TASK OBJECTIVE: Among the entries that follow, tally the lines with the string "gange". Give no more than the number.

PROVIDED MATERIAL:
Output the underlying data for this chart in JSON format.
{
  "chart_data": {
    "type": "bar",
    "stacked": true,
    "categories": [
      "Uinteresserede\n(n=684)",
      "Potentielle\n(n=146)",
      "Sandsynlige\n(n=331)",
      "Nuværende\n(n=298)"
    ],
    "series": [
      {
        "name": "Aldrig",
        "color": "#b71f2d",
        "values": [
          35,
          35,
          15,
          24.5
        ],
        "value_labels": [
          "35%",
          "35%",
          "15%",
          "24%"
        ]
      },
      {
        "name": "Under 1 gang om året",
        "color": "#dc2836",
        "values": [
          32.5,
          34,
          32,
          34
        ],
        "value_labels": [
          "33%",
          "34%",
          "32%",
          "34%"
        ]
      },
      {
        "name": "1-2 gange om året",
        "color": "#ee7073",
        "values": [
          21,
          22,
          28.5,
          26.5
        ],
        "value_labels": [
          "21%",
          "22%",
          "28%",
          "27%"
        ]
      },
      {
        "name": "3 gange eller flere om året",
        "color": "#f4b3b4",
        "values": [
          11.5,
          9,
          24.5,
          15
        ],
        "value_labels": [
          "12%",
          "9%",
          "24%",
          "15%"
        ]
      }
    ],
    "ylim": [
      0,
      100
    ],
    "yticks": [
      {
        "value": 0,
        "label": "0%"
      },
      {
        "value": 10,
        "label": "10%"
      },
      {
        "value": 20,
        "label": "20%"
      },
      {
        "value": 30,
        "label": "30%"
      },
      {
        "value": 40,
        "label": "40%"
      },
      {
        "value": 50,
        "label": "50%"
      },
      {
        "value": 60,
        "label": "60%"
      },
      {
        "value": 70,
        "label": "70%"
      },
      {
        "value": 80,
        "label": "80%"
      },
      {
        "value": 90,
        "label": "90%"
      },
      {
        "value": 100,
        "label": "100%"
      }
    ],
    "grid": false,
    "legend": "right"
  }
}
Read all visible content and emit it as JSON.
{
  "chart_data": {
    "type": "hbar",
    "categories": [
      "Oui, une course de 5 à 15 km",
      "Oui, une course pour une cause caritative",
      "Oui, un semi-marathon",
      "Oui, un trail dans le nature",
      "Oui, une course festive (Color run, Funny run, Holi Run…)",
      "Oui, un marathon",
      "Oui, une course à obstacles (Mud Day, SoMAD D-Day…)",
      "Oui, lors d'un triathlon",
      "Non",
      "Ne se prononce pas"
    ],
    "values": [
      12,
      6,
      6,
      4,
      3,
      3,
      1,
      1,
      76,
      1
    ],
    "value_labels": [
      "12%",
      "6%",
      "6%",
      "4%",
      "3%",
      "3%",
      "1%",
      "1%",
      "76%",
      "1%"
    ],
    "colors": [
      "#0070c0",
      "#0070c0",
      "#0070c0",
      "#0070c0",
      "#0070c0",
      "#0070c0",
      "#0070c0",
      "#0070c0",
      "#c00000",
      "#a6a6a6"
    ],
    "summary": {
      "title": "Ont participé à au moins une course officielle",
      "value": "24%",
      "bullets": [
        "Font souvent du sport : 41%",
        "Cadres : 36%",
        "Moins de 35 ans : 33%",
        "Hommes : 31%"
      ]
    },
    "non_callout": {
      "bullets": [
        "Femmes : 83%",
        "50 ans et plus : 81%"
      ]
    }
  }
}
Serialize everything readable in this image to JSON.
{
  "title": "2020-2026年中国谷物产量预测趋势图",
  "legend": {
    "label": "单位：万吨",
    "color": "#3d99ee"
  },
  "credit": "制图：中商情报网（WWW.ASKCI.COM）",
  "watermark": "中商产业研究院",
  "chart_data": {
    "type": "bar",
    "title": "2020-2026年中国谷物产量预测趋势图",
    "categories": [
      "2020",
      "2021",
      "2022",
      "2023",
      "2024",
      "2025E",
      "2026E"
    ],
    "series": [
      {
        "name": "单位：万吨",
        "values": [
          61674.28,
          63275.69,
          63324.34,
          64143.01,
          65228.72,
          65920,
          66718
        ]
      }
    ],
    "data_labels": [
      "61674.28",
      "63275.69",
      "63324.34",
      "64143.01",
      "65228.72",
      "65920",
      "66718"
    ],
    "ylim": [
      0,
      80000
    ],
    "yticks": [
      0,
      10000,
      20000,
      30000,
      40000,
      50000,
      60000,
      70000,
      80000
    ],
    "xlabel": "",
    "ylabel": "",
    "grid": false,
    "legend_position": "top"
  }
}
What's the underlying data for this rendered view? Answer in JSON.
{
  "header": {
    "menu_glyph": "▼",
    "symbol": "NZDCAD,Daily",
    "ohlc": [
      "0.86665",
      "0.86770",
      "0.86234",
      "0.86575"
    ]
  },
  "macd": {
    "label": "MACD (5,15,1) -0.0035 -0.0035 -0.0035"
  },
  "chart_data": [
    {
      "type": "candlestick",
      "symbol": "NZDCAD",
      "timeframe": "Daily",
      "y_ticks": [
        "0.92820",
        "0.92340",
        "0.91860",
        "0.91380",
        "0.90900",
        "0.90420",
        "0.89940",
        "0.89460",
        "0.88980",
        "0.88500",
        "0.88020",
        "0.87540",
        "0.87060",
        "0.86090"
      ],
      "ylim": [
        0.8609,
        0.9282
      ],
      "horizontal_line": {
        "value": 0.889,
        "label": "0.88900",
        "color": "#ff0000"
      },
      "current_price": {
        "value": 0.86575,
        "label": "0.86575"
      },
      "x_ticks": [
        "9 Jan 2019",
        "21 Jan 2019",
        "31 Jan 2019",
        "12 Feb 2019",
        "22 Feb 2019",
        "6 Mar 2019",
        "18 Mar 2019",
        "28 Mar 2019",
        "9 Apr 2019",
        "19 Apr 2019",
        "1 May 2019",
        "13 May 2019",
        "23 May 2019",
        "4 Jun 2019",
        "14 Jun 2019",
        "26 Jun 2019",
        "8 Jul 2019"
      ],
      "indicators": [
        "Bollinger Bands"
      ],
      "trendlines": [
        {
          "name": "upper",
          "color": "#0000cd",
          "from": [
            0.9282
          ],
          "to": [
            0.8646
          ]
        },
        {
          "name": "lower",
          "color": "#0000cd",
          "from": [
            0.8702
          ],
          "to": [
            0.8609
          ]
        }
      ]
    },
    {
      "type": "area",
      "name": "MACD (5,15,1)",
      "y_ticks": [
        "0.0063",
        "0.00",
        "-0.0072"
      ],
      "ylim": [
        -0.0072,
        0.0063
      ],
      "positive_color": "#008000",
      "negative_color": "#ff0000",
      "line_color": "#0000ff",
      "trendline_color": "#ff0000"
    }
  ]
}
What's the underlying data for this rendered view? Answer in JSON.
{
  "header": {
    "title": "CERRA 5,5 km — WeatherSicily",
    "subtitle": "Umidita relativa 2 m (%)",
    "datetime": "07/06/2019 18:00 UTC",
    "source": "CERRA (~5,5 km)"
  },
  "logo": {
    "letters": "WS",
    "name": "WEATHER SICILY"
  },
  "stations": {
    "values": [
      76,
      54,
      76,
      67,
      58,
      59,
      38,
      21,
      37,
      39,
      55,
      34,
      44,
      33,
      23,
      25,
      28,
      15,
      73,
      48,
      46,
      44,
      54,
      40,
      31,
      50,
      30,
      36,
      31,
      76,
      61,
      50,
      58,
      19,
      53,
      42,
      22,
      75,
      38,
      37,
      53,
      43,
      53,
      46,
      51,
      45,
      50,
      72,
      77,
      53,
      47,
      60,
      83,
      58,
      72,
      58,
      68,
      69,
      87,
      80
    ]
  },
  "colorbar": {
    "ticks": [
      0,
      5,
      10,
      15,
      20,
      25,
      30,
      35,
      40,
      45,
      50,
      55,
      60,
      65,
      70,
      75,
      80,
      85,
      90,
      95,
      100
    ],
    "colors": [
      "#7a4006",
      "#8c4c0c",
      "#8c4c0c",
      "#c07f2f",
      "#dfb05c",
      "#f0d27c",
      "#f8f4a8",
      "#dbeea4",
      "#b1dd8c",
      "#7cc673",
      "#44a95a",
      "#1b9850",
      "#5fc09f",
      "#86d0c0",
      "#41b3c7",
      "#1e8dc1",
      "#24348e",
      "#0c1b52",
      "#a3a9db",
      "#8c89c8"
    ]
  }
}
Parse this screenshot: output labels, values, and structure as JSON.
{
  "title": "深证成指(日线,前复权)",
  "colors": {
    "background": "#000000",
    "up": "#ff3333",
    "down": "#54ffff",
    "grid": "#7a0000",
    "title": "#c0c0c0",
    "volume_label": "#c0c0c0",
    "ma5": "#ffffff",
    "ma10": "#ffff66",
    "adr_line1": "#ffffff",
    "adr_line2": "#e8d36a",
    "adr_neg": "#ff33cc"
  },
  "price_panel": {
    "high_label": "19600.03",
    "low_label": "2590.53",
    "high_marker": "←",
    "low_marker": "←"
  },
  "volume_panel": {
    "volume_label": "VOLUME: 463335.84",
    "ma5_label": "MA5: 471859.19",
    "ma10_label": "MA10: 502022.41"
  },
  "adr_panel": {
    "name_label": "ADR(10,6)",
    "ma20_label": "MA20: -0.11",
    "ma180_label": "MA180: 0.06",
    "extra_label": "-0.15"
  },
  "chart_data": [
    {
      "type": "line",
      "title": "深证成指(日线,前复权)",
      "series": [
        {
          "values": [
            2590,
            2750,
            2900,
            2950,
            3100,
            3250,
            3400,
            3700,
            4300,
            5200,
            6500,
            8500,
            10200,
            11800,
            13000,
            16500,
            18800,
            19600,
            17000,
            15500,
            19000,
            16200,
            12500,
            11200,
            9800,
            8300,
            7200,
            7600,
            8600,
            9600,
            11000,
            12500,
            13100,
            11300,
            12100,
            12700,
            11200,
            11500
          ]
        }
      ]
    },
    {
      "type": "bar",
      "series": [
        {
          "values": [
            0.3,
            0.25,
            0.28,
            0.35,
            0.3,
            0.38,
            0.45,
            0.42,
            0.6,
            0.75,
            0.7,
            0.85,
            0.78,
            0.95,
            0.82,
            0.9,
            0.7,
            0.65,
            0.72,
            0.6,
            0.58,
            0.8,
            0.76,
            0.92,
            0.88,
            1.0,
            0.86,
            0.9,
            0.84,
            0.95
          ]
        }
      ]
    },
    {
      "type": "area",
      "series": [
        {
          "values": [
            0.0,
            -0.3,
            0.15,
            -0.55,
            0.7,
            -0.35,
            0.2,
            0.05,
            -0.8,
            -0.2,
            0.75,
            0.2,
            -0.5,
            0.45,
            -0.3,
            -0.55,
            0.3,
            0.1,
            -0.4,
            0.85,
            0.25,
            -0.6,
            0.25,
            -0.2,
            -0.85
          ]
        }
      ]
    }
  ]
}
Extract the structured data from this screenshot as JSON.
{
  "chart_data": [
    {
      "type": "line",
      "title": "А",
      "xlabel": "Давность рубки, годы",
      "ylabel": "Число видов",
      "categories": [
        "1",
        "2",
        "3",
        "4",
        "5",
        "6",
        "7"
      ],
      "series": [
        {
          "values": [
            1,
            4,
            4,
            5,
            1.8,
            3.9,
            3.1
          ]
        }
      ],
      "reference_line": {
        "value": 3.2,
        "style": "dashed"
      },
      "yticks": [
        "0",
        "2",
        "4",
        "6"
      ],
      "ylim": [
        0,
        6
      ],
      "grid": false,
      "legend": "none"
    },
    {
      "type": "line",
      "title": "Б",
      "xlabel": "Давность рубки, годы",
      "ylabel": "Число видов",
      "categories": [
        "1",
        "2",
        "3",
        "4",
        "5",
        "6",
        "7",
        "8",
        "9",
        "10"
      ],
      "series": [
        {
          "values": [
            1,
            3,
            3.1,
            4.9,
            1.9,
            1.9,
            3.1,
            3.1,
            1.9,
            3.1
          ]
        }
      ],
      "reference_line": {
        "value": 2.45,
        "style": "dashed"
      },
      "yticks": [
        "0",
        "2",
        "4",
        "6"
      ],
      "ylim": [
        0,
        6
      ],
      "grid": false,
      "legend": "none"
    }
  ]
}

WORKED ANSWER: 2